▶ [To be done]
Reproduce each line from the records that holds "other".

--- BEGIN ---

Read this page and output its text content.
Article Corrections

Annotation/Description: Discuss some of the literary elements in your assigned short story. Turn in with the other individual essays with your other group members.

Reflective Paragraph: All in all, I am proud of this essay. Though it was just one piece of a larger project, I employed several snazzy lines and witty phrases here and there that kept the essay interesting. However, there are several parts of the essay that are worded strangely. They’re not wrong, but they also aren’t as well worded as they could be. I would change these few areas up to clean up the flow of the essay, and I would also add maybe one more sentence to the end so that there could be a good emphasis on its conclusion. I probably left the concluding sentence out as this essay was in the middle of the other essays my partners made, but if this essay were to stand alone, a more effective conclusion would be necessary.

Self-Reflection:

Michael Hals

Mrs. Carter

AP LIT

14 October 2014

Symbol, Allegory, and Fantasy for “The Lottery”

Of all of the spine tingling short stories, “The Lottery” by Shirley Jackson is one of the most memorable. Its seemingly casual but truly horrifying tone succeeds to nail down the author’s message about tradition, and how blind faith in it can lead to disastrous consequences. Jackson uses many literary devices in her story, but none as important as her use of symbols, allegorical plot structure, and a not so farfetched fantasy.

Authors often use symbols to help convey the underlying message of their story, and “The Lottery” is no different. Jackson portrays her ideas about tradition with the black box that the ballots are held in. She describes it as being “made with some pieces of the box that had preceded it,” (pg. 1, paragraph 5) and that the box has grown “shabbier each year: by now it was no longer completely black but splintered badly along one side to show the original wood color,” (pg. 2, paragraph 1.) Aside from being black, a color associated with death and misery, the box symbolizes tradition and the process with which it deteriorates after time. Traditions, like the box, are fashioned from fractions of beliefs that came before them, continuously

--- END ---

▶ [Expected output]
Annotation/Description: Discuss some of the literary elements in your assigned short story. Turn in with the other individual essays with your other group members.
Reflective Paragraph: All in all, I am proud of this essay. Though it was just one piece of a larger project, I employed several snazzy lines and witty phrases here and there that kept the essay interesting. However, there are several parts of the essay that are worded strangely. They’re not wrong, but they also aren’t as well worded as they could be. I would change these few areas up to clean up the flow of the essay, and I would also add maybe one more sentence to the end so that there could be a good emphasis on its conclusion. I probably left the concluding sentence out as this essay was in the middle of the other essays my partners made, but if this essay were to stand alone, a more effective conclusion would be necessary.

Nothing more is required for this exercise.